### Do this
Locate and copy all lines bearing the word "рублей".

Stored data
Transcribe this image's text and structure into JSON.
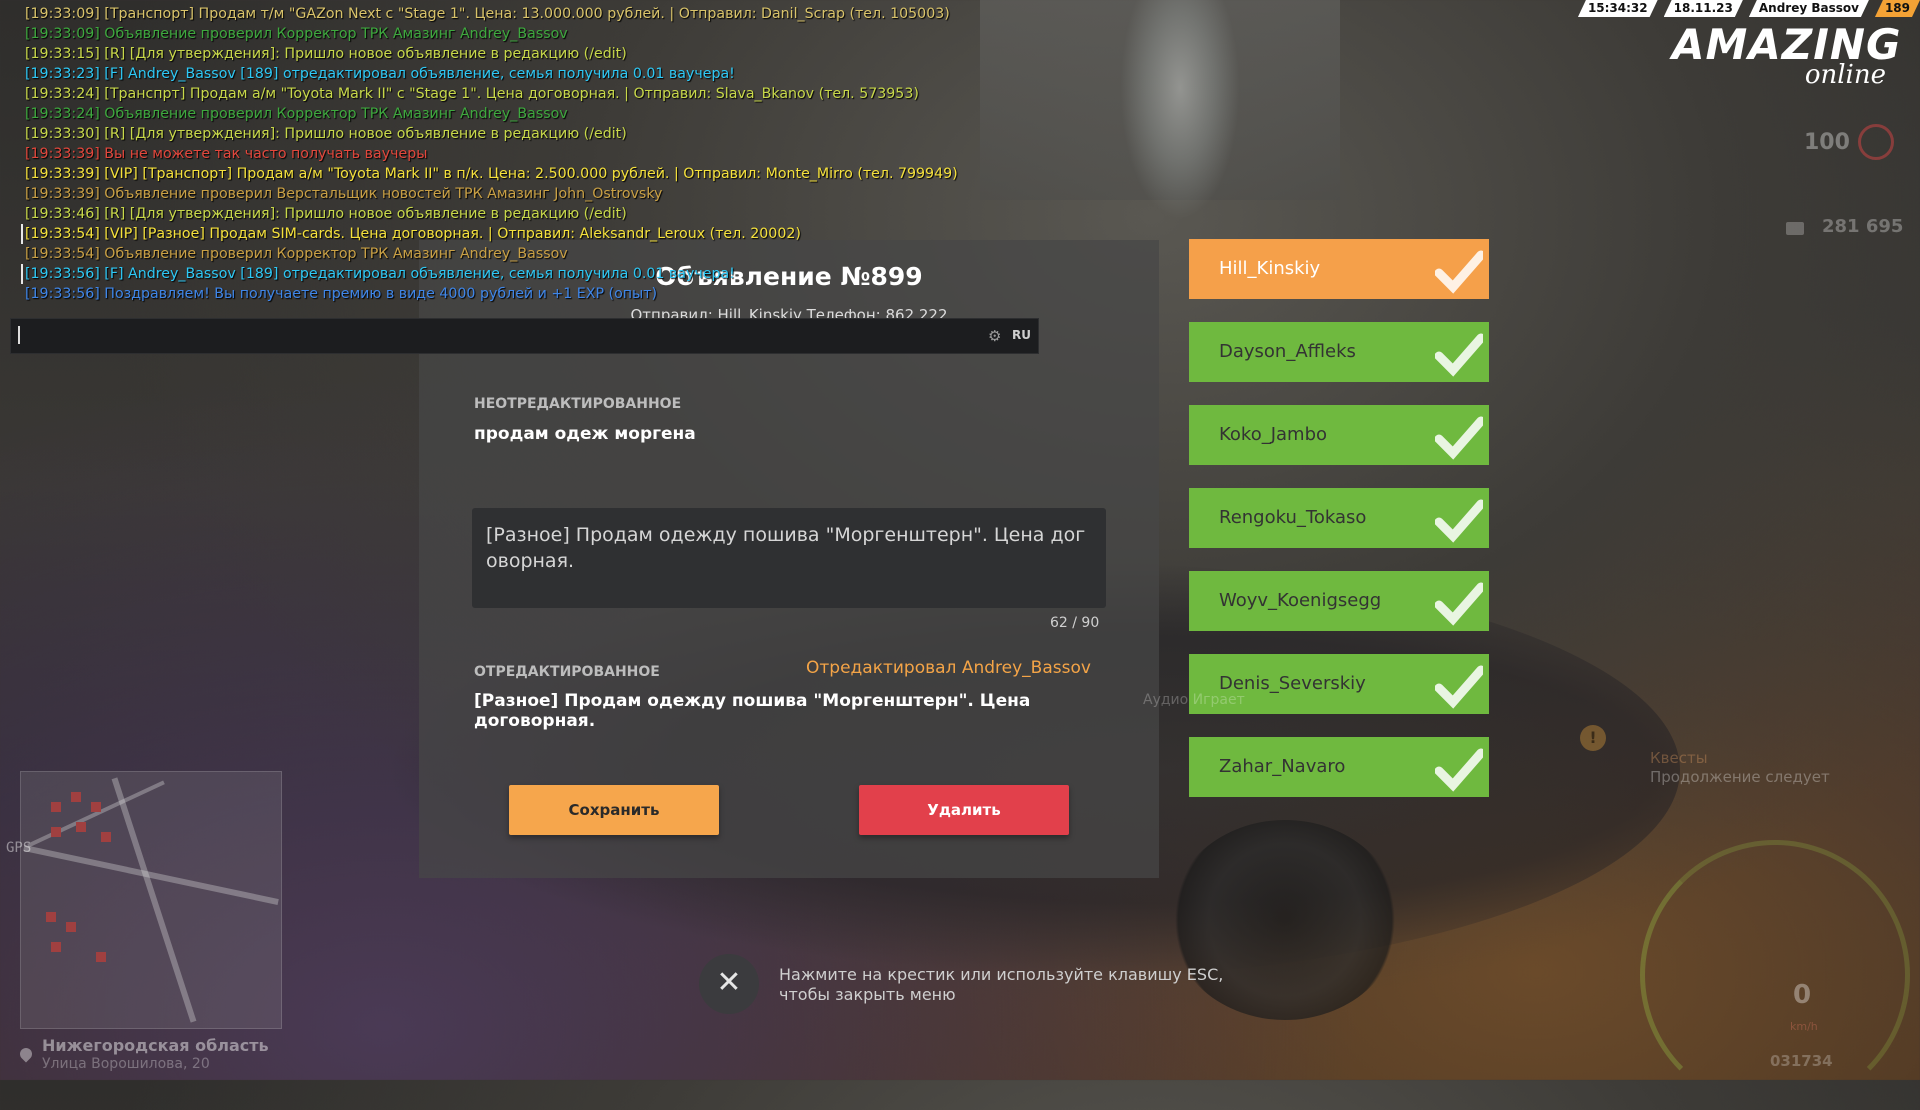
{
  "chat": {
    "lines": [
      {
        "text": "[19:33:09] [Транспорт] Продам т/м \"GAZon Next с \"Stage 1\". Цена: 13.000.000 рублей. | Отправил: Danil_Scrap (тел. 105003)",
        "color": "#d9c36a"
      },
      {
        "text": "[19:33:09] Объявление проверил Корректор ТРК Амазинг Andrey_Bassov",
        "color": "#3ea83e"
      },
      {
        "text": "[19:33:15] [R] [Для утверждения]: Пришло новое объявление в редакцию (/edit)",
        "color": "#c8d84a"
      },
      {
        "text": "[19:33:23] [F] Andrey_Bassov [189] отредактировал объявление, семья получила 0.01 ваучера!",
        "color": "#2ec8f5"
      },
      {
        "text": "[19:33:24] [Транспрт] Продам а/м \"Toyota Mark II\" с \"Stage 1\". Цена договорная. | Отправил: Slava_Bkanov (тел. 573953)",
        "color": "#c8d84a"
      },
      {
        "text": "[19:33:24] Объявление проверил Корректор ТРК Амазинг Andrey_Bassov",
        "color": "#3ea83e"
      },
      {
        "text": "[19:33:30] [R] [Для утверждения]: Пришло новое объявление в редакцию (/edit)",
        "color": "#c8d84a"
      },
      {
        "text": "[19:33:39] Вы не можете так часто получать ваучеры",
        "color": "#e2473c"
      },
      {
        "text": "[19:33:39] [VIP] [Транспорт] Продам а/м \"Toyota Mark II\" в п/к. Цена: 2.500.000 рублей. | Отправил: Monte_Mirro (тел. 799949)",
        "color": "#f5e13c"
      },
      {
        "text": "[19:33:39] Объявление проверил Верстальщик новостей ТРК Амазинг John_Ostrovsky",
        "color": "#c9a045"
      },
      {
        "text": "[19:33:46] [R] [Для утверждения]: Пришло новое объявление в редакцию (/edit)",
        "color": "#c8d84a"
      },
      {
        "text": "[19:33:54] [VIP] [Разное] Продам SIM-cards. Цена договорная. | Отправил: Aleksandr_Leroux (тел. 20002)",
        "color": "#f5e13c"
      },
      {
        "text": "[19:33:54] Объявление проверил Корректор ТРК Амазинг Andrey_Bassov",
        "color": "#c9a045"
      },
      {
        "text": "[19:33:56] [F] Andrey_Bassov [189] отредактировал объявление, семья получила 0.01 ваучера!",
        "color": "#2ec8f5"
      },
      {
        "text": "[19:33:56] Поздравляем! Вы получаете премию в виде 4000 рублей и +1 EXP (опыт)",
        "color": "#3f86e8"
      }
    ],
    "input_lang": "RU"
  },
  "hud": {
    "time": "15:34:32",
    "date": "18.11.23",
    "player": "Andrey Bassov",
    "id": "189",
    "logo_main": "AMAZING",
    "logo_sub": "online",
    "health": "100",
    "money": "281 695"
  },
  "dialog": {
    "title": "Объявление №899",
    "sender": "Отправил: Hill_Kinskiy Телефон: 862 222",
    "unedited_label": "НЕОТРЕДАКТИРОВАННОЕ",
    "unedited_text": "продам одеж моргена",
    "edit_value": "[Разное] Продам одежду пошива \"Моргенштерн\". Цена договорная.",
    "counter": "62 / 90",
    "edited_label": "ОТРЕДАКТИРОВАННОЕ",
    "edited_by": "Отредактировал Andrey_Bassov",
    "edited_text": "[Разное] Продам одежду пошива \"Моргенштерн\". Цена договорная.",
    "save_label": "Сохранить",
    "delete_label": "Удалить"
  },
  "close_hint": "Нажмите на крестик или используйте клавишу ESC, чтобы закрыть меню",
  "players": [
    {
      "name": "Hill_Kinskiy",
      "state": "orange"
    },
    {
      "name": "Dayson_Affleks",
      "state": "green"
    },
    {
      "name": "Koko_Jambo",
      "state": "green"
    },
    {
      "name": "Rengoku_Tokaso",
      "state": "green"
    },
    {
      "name": "Woyv_Koenigsegg",
      "state": "green"
    },
    {
      "name": "Denis_Severskiy",
      "state": "green"
    },
    {
      "name": "Zahar_Navaro",
      "state": "green"
    }
  ],
  "map": {
    "gps": "GPS",
    "region": "Нижегородская область",
    "street": "Улица Ворошилова, 20"
  },
  "quest": {
    "title": "Квесты",
    "subtitle": "Продолжение следует"
  },
  "audio_text": "Аудио Играет",
  "vehicle": {
    "speed": "0",
    "unit": "km/h",
    "odometer": "031734"
  }
}
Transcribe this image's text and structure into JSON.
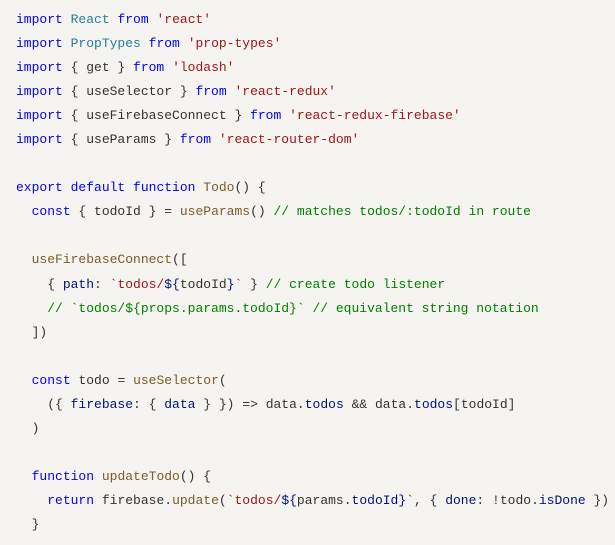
{
  "code": {
    "lines": [
      [
        {
          "cls": "keyword",
          "t": "import"
        },
        {
          "cls": "punct",
          "t": " "
        },
        {
          "cls": "type",
          "t": "React"
        },
        {
          "cls": "punct",
          "t": " "
        },
        {
          "cls": "keyword",
          "t": "from"
        },
        {
          "cls": "punct",
          "t": " "
        },
        {
          "cls": "string",
          "t": "'react'"
        }
      ],
      [
        {
          "cls": "keyword",
          "t": "import"
        },
        {
          "cls": "punct",
          "t": " "
        },
        {
          "cls": "type",
          "t": "PropTypes"
        },
        {
          "cls": "punct",
          "t": " "
        },
        {
          "cls": "keyword",
          "t": "from"
        },
        {
          "cls": "punct",
          "t": " "
        },
        {
          "cls": "string",
          "t": "'prop-types'"
        }
      ],
      [
        {
          "cls": "keyword",
          "t": "import"
        },
        {
          "cls": "punct",
          "t": " { "
        },
        {
          "cls": "identifier",
          "t": "get"
        },
        {
          "cls": "punct",
          "t": " } "
        },
        {
          "cls": "keyword",
          "t": "from"
        },
        {
          "cls": "punct",
          "t": " "
        },
        {
          "cls": "string",
          "t": "'lodash'"
        }
      ],
      [
        {
          "cls": "keyword",
          "t": "import"
        },
        {
          "cls": "punct",
          "t": " { "
        },
        {
          "cls": "identifier",
          "t": "useSelector"
        },
        {
          "cls": "punct",
          "t": " } "
        },
        {
          "cls": "keyword",
          "t": "from"
        },
        {
          "cls": "punct",
          "t": " "
        },
        {
          "cls": "string",
          "t": "'react-redux'"
        }
      ],
      [
        {
          "cls": "keyword",
          "t": "import"
        },
        {
          "cls": "punct",
          "t": " { "
        },
        {
          "cls": "identifier",
          "t": "useFirebaseConnect"
        },
        {
          "cls": "punct",
          "t": " } "
        },
        {
          "cls": "keyword",
          "t": "from"
        },
        {
          "cls": "punct",
          "t": " "
        },
        {
          "cls": "string",
          "t": "'react-redux-firebase'"
        }
      ],
      [
        {
          "cls": "keyword",
          "t": "import"
        },
        {
          "cls": "punct",
          "t": " { "
        },
        {
          "cls": "identifier",
          "t": "useParams"
        },
        {
          "cls": "punct",
          "t": " } "
        },
        {
          "cls": "keyword",
          "t": "from"
        },
        {
          "cls": "punct",
          "t": " "
        },
        {
          "cls": "string",
          "t": "'react-router-dom'"
        }
      ],
      [],
      [
        {
          "cls": "keyword",
          "t": "export"
        },
        {
          "cls": "punct",
          "t": " "
        },
        {
          "cls": "keyword",
          "t": "default"
        },
        {
          "cls": "punct",
          "t": " "
        },
        {
          "cls": "keyword",
          "t": "function"
        },
        {
          "cls": "punct",
          "t": " "
        },
        {
          "cls": "func-name",
          "t": "Todo"
        },
        {
          "cls": "punct",
          "t": "() {"
        }
      ],
      [
        {
          "cls": "punct",
          "t": "  "
        },
        {
          "cls": "keyword",
          "t": "const"
        },
        {
          "cls": "punct",
          "t": " { "
        },
        {
          "cls": "identifier",
          "t": "todoId"
        },
        {
          "cls": "punct",
          "t": " } = "
        },
        {
          "cls": "call",
          "t": "useParams"
        },
        {
          "cls": "punct",
          "t": "() "
        },
        {
          "cls": "comment",
          "t": "// matches todos/:todoId in route"
        }
      ],
      [],
      [
        {
          "cls": "punct",
          "t": "  "
        },
        {
          "cls": "call",
          "t": "useFirebaseConnect"
        },
        {
          "cls": "punct",
          "t": "(["
        }
      ],
      [
        {
          "cls": "punct",
          "t": "    { "
        },
        {
          "cls": "property",
          "t": "path"
        },
        {
          "cls": "punct",
          "t": ": "
        },
        {
          "cls": "string",
          "t": "`todos/"
        },
        {
          "cls": "template-var",
          "t": "${"
        },
        {
          "cls": "identifier",
          "t": "todoId"
        },
        {
          "cls": "template-var",
          "t": "}"
        },
        {
          "cls": "string",
          "t": "`"
        },
        {
          "cls": "punct",
          "t": " } "
        },
        {
          "cls": "comment",
          "t": "// create todo listener"
        }
      ],
      [
        {
          "cls": "punct",
          "t": "    "
        },
        {
          "cls": "comment",
          "t": "// `todos/${props.params.todoId}` // equivalent string notation"
        }
      ],
      [
        {
          "cls": "punct",
          "t": "  ])"
        }
      ],
      [],
      [
        {
          "cls": "punct",
          "t": "  "
        },
        {
          "cls": "keyword",
          "t": "const"
        },
        {
          "cls": "punct",
          "t": " "
        },
        {
          "cls": "identifier",
          "t": "todo"
        },
        {
          "cls": "punct",
          "t": " = "
        },
        {
          "cls": "call",
          "t": "useSelector"
        },
        {
          "cls": "punct",
          "t": "("
        }
      ],
      [
        {
          "cls": "punct",
          "t": "    ({ "
        },
        {
          "cls": "property",
          "t": "firebase"
        },
        {
          "cls": "punct",
          "t": ": { "
        },
        {
          "cls": "property",
          "t": "data"
        },
        {
          "cls": "punct",
          "t": " } }) "
        },
        {
          "cls": "operator",
          "t": "=>"
        },
        {
          "cls": "punct",
          "t": " "
        },
        {
          "cls": "identifier",
          "t": "data"
        },
        {
          "cls": "punct",
          "t": "."
        },
        {
          "cls": "property",
          "t": "todos"
        },
        {
          "cls": "punct",
          "t": " "
        },
        {
          "cls": "operator",
          "t": "&&"
        },
        {
          "cls": "punct",
          "t": " "
        },
        {
          "cls": "identifier",
          "t": "data"
        },
        {
          "cls": "punct",
          "t": "."
        },
        {
          "cls": "property",
          "t": "todos"
        },
        {
          "cls": "punct",
          "t": "["
        },
        {
          "cls": "identifier",
          "t": "todoId"
        },
        {
          "cls": "punct",
          "t": "]"
        }
      ],
      [
        {
          "cls": "punct",
          "t": "  )"
        }
      ],
      [],
      [
        {
          "cls": "punct",
          "t": "  "
        },
        {
          "cls": "keyword",
          "t": "function"
        },
        {
          "cls": "punct",
          "t": " "
        },
        {
          "cls": "func-name",
          "t": "updateTodo"
        },
        {
          "cls": "punct",
          "t": "() {"
        }
      ],
      [
        {
          "cls": "punct",
          "t": "    "
        },
        {
          "cls": "keyword",
          "t": "return"
        },
        {
          "cls": "punct",
          "t": " "
        },
        {
          "cls": "identifier",
          "t": "firebase"
        },
        {
          "cls": "punct",
          "t": "."
        },
        {
          "cls": "call",
          "t": "update"
        },
        {
          "cls": "punct",
          "t": "("
        },
        {
          "cls": "string",
          "t": "`todos/"
        },
        {
          "cls": "template-var",
          "t": "${"
        },
        {
          "cls": "identifier",
          "t": "params"
        },
        {
          "cls": "punct",
          "t": "."
        },
        {
          "cls": "property",
          "t": "todoId"
        },
        {
          "cls": "template-var",
          "t": "}"
        },
        {
          "cls": "string",
          "t": "`"
        },
        {
          "cls": "punct",
          "t": ", { "
        },
        {
          "cls": "property",
          "t": "done"
        },
        {
          "cls": "punct",
          "t": ": "
        },
        {
          "cls": "operator",
          "t": "!"
        },
        {
          "cls": "identifier",
          "t": "todo"
        },
        {
          "cls": "punct",
          "t": "."
        },
        {
          "cls": "property",
          "t": "isDone"
        },
        {
          "cls": "punct",
          "t": " })"
        }
      ],
      [
        {
          "cls": "punct",
          "t": "  }"
        }
      ]
    ]
  }
}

### In response
        "text": "[19:33:09] [Транспорт] Продам т/м \"GAZon Next с \"Stage 1\". Цена: 13.000.000 рублей. | Отправил: Danil_Scrap (тел. 105003)",
        "text": "[19:33:39] [VIP] [Транспорт] Продам а/м \"Toyota Mark II\" в п/к. Цена: 2.500.000 рублей. | Отправил: Monte_Mirro (тел. 799949)",
        "text": "[19:33:56] Поздравляем! Вы получаете премию в виде 4000 рублей и +1 EXP (опыт)",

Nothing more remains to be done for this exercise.